● **WHAT THIS TASK INVOLVES**: Convert every line of the records below into a JSON list of strings, with one string per line and blank lines omitted.

**** INPUT MATERIAL ****

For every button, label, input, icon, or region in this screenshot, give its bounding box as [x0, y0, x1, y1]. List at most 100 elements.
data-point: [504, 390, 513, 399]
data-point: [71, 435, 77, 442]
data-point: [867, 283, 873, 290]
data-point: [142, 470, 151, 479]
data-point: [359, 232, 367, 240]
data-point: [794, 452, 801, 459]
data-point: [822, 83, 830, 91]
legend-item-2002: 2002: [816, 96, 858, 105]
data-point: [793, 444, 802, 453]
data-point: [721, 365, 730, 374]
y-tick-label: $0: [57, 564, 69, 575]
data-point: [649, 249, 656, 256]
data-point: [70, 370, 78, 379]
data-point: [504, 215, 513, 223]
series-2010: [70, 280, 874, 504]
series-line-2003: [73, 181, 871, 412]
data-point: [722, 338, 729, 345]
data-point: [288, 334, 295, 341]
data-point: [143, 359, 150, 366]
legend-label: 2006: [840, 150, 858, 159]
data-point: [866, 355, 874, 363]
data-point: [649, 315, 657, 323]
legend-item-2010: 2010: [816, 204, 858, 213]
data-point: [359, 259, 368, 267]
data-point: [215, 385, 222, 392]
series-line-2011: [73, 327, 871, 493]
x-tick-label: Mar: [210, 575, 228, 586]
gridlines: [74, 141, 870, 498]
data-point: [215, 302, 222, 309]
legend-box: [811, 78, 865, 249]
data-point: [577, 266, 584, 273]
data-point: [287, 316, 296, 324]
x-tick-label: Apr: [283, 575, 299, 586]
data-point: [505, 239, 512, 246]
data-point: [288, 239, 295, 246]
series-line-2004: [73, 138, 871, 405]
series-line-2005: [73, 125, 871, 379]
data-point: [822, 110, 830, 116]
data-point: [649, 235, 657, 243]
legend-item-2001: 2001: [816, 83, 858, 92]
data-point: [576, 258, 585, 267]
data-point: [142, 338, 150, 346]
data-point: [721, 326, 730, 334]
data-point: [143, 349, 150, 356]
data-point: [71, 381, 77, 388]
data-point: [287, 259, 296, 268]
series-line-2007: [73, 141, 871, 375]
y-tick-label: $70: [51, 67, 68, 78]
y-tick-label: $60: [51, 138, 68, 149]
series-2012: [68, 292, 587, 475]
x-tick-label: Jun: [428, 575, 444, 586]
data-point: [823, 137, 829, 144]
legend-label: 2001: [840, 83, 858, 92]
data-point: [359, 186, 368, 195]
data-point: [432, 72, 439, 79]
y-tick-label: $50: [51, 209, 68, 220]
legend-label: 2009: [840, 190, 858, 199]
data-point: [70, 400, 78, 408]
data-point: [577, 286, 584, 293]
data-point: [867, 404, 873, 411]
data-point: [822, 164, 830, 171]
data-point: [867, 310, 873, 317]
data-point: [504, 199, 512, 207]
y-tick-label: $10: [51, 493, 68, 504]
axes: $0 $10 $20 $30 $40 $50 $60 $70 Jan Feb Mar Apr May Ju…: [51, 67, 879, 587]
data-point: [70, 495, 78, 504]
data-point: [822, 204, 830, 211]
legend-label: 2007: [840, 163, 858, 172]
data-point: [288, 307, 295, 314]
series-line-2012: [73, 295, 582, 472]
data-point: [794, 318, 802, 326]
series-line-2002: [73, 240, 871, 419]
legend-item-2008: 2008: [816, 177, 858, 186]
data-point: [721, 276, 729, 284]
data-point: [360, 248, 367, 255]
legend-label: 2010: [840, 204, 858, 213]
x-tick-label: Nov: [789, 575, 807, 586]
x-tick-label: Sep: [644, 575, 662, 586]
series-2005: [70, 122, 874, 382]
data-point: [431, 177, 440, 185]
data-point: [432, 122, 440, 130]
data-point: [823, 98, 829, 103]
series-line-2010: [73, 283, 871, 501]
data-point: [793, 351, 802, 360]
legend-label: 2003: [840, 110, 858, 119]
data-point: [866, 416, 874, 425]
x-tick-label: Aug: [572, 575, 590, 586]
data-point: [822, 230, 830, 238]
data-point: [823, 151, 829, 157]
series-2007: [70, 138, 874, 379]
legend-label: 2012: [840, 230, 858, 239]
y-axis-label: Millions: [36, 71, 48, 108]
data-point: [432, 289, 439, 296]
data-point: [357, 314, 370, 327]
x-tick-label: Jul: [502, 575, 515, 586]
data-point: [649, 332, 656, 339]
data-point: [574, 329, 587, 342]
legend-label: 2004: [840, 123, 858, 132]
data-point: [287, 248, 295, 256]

****

● **FINISHED TASK**:
[
  "For every button, label, input, icon, or region in this screenshot, give its bounding box as [x0, y0, x1, y1]. List at most 100 elements.",
  "data-point: [504, 390, 513, 399]",
  "data-point: [71, 435, 77, 442]",
  "data-point: [867, 283, 873, 290]",
  "data-point: [142, 470, 151, 479]",
  "data-point: [359, 232, 367, 240]",
  "data-point: [794, 452, 801, 459]",
  "data-point: [822, 83, 830, 91]",
  "legend-item-2002: 2002: [816, 96, 858, 105]",
  "data-point: [793, 444, 802, 453]",
  "data-point: [721, 365, 730, 374]",
  "y-tick-label: $0: [57, 564, 69, 575]",
  "data-point: [649, 249, 656, 256]",
  "data-point: [70, 370, 78, 379]",
  "data-point: [504, 215, 513, 223]",
  "series-2010: [70, 280, 874, 504]",
  "series-line-2003: [73, 181, 871, 412]",
  "data-point: [722, 338, 729, 345]",
  "data-point: [288, 334, 295, 341]",
  "data-point: [143, 359, 150, 366]",
  "legend-label: 2006: [840, 150, 858, 159]",
  "data-point: [866, 355, 874, 363]",
  "data-point: [649, 315, 657, 323]",
  "legend-item-2010: 2010: [816, 204, 858, 213]",
  "data-point: [359, 259, 368, 267]",
  "data-point: [215, 385, 222, 392]",
  "series-line-2011: [73, 327, 871, 493]",
  "x-tick-label: Mar: [210, 575, 228, 586]",
  "gridlines: [74, 141, 870, 498]",
  "data-point: [215, 302, 222, 309]",
  "legend-box: [811, 78, 865, 249]",
  "data-point: [577, 266, 584, 273]",
  "data-point: [287, 316, 296, 324]",
  "x-tick-label: Apr: [283, 575, 299, 586]",
  "data-point: [505, 239, 512, 246]",
  "data-point: [288, 239, 295, 246]",
  "series-line-2004: [73, 138, 871, 405]",
  "series-line-2005: [73, 125, 871, 379]",
  "data-point: [822, 110, 830, 116]",
  "data-point: [649, 235, 657, 243]",
  "legend-item-2001: 2001: [816, 83, 858, 92]",
  "data-point: [576, 258, 585, 267]",
  "data-point: [142, 338, 150, 346]",
  "data-point: [721, 326, 730, 334]",
  "data-point: [143, 349, 150, 356]",
  "data-point: [71, 381, 77, 388]",
  "data-point: [287, 259, 296, 268]",
  "series-line-2007: [73, 141, 871, 375]",
  "y-tick-label: $70: [51, 67, 68, 78]",
  "y-tick-label: $60: [51, 138, 68, 149]",
  "series-2012: [68, 292, 587, 475]",
  "x-tick-label: Jun: [428, 575, 444, 586]",
  "data-point: [823, 137, 829, 144]",
  "legend-label: 2001: [840, 83, 858, 92]",
  "data-point: [359, 186, 368, 195]",
  "data-point: [432, 72, 439, 79]",
  "y-tick-label: $50: [51, 209, 68, 220]",
  "legend-label: 2009: [840, 190, 858, 199]",
  "data-point: [70, 400, 78, 408]",
  "data-point: [577, 286, 584, 293]",
  "data-point: [867, 404, 873, 411]",
  "data-point: [822, 164, 830, 171]",
  "data-point: [867, 310, 873, 317]",
  "data-point: [504, 199, 512, 207]",
  "y-tick-label: $10: [51, 493, 68, 504]",
  "axes: $0 $10 $20 $30 $40 $50 $60 $70 Jan Feb Mar Apr May Ju…: [51, 67, 879, 587]",
  "data-point: [70, 495, 78, 504]",
  "data-point: [822, 204, 830, 211]",
  "legend-label: 2007: [840, 163, 858, 172]",
  "data-point: [288, 307, 295, 314]",
  "series-line-2012: [73, 295, 582, 472]",
  "data-point: [794, 318, 802, 326]",
  "series-line-2002: [73, 240, 871, 419]",
  "legend-item-2008: 2008: [816, 177, 858, 186]",
  "data-point: [721, 276, 729, 284]",
  "data-point: [360, 248, 367, 255]",
  "legend-label: 2010: [840, 204, 858, 213]",
  "x-tick-label: Nov: [789, 575, 807, 586]",
  "x-tick-label: Sep: [644, 575, 662, 586]",
  "series-2005: [70, 122, 874, 382]",
  "data-point: [431, 177, 440, 185]",
  "data-point: [432, 122, 440, 130]",
  "data-point: [823, 98, 829, 103]",
  "series-line-2010: [73, 283, 871, 501]",
  "data-point: [793, 351, 802, 360]",
  "legend-label: 2003: [840, 110, 858, 119]",
  "data-point: [866, 416, 874, 425]",
  "x-tick-label: Aug: [572, 575, 590, 586]",
  "data-point: [822, 230, 830, 238]",
  "data-point: [823, 151, 829, 157]",
  "series-2007: [70, 138, 874, 379]",
  "legend-label: 2012: [840, 230, 858, 239]",
  "y-axis-label: Millions: [36, 71, 48, 108]",
  "data-point: [432, 289, 439, 296]",
  "data-point: [357, 314, 370, 327]",
  "x-tick-label: Jul: [502, 575, 515, 586]",
  "data-point: [649, 332, 656, 339]",
  "data-point: [574, 329, 587, 342]",
  "legend-label: 2004: [840, 123, 858, 132]",
  "data-point: [287, 248, 295, 256]"
]